> Given instruction
Take the listing and print it in full, exactly as given.

Stored items:

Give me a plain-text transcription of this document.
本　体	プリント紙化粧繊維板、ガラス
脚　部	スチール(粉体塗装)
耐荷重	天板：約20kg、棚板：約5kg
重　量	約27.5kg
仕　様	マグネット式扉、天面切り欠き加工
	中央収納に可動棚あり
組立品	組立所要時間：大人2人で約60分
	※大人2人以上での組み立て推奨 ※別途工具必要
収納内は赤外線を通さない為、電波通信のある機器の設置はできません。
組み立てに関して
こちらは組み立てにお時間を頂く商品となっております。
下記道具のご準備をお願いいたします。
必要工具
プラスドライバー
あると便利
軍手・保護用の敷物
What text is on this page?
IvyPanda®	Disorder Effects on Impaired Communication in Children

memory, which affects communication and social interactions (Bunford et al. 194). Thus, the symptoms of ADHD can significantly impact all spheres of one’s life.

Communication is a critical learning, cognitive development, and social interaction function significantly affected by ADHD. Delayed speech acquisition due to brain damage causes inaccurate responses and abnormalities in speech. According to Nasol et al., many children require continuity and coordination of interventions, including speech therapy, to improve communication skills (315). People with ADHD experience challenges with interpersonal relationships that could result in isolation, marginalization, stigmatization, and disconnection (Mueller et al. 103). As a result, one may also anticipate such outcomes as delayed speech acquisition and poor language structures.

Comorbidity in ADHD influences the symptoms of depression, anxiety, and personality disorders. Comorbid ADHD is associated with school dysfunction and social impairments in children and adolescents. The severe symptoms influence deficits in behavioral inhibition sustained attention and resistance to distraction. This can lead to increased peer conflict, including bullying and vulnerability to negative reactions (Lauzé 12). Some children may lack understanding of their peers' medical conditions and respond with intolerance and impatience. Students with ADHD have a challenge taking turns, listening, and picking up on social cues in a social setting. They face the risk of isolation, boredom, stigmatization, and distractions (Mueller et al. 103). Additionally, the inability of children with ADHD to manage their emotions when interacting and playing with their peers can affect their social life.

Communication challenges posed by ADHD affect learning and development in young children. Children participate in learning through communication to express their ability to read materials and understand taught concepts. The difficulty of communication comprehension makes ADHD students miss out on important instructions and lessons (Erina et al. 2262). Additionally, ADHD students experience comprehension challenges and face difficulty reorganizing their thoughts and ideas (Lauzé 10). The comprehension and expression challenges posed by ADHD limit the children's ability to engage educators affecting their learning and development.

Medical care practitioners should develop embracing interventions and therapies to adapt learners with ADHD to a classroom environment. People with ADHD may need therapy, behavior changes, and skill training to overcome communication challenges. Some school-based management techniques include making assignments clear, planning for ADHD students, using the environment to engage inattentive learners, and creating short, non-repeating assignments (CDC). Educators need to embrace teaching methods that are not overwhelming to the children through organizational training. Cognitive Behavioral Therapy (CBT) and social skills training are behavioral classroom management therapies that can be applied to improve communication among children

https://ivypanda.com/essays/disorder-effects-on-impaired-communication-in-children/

> Reply to the task
Give me a plain-text transcription of this document.
本　体	プリント紙化粧繊維板、ガラス
脚　部	スチール(粉体塗装)
耐荷重	天板：約20kg、棚板：約5kg
重　量	約27.5kg
仕　様	マグネット式扉、天面切り欠き加工
	中央収納に可動棚あり
組立品	組立所要時間：大人2人で約60分
	※大人2人以上での組み立て推奨 ※別途工具必要
収納内は赤外線を通さない為、電波通信のある機器の設置はできません。
組み立てに関して
こちらは組み立てにお時間を頂く商品となっております。
下記道具のご準備をお願いいたします。
必要工具
プラスドライバー
あると便利
軍手・保護用の敷物
What text is on this page?
IvyPanda®	Disorder Effects on Impaired Communication in Children

memory, which affects communication and social interactions (Bunford et al. 194). Thus, the symptoms of ADHD can significantly impact all spheres of one’s life.

Communication is a critical learning, cognitive development, and social interaction function significantly affected by ADHD. Delayed speech acquisition due to brain damage causes inaccurate responses and abnormalities in speech. According to Nasol et al., many children require continuity and coordination of interventions, including speech therapy, to improve communication skills (315). People with ADHD experience challenges with interpersonal relationships that could result in isolation, marginalization, stigmatization, and disconnection (Mueller et al. 103). As a result, one may also anticipate such outcomes as delayed speech acquisition and poor language structures.

Comorbidity in ADHD influences the symptoms of depression, anxiety, and personality disorders. Comorbid ADHD is associated with school dysfunction and social impairments in children and adolescents. The severe symptoms influence deficits in behavioral inhibition sustained attention and resistance to distraction. This can lead to increased peer conflict, including bullying and vulnerability to negative reactions (Lauzé 12). Some children may lack understanding of their peers' medical conditions and respond with intolerance and impatience. Students with ADHD have a challenge taking turns, listening, and picking up on social cues in a social setting. They face the risk of isolation, boredom, stigmatization, and distractions (Mueller et al. 103). Additionally, the inability of children with ADHD to manage their emotions when interacting and playing with their peers can affect their social life.

Communication challenges posed by ADHD affect learning and development in young children. Children participate in learning through communication to express their ability to read materials and understand taught concepts. The difficulty of communication comprehension makes ADHD students miss out on important instructions and lessons (Erina et al. 2262). Additionally, ADHD students experience comprehension challenges and face difficulty reorganizing their thoughts and ideas (Lauzé 10). The comprehension and expression challenges posed by ADHD limit the children's ability to engage educators affecting their learning and development.

Medical care practitioners should develop embracing interventions and therapies to adapt learners with ADHD to a classroom environment. People with ADHD may need therapy, behavior changes, and skill training to overcome communication challenges. Some school-based management techniques include making assignments clear, planning for ADHD students, using the environment to engage inattentive learners, and creating short, non-repeating assignments (CDC). Educators need to embrace teaching methods that are not overwhelming to the children through organizational training. Cognitive Behavioral Therapy (CBT) and social skills training are behavioral classroom management therapies that can be applied to improve communication among children

https://ivypanda.com/essays/disorder-effects-on-impaired-communication-in-children/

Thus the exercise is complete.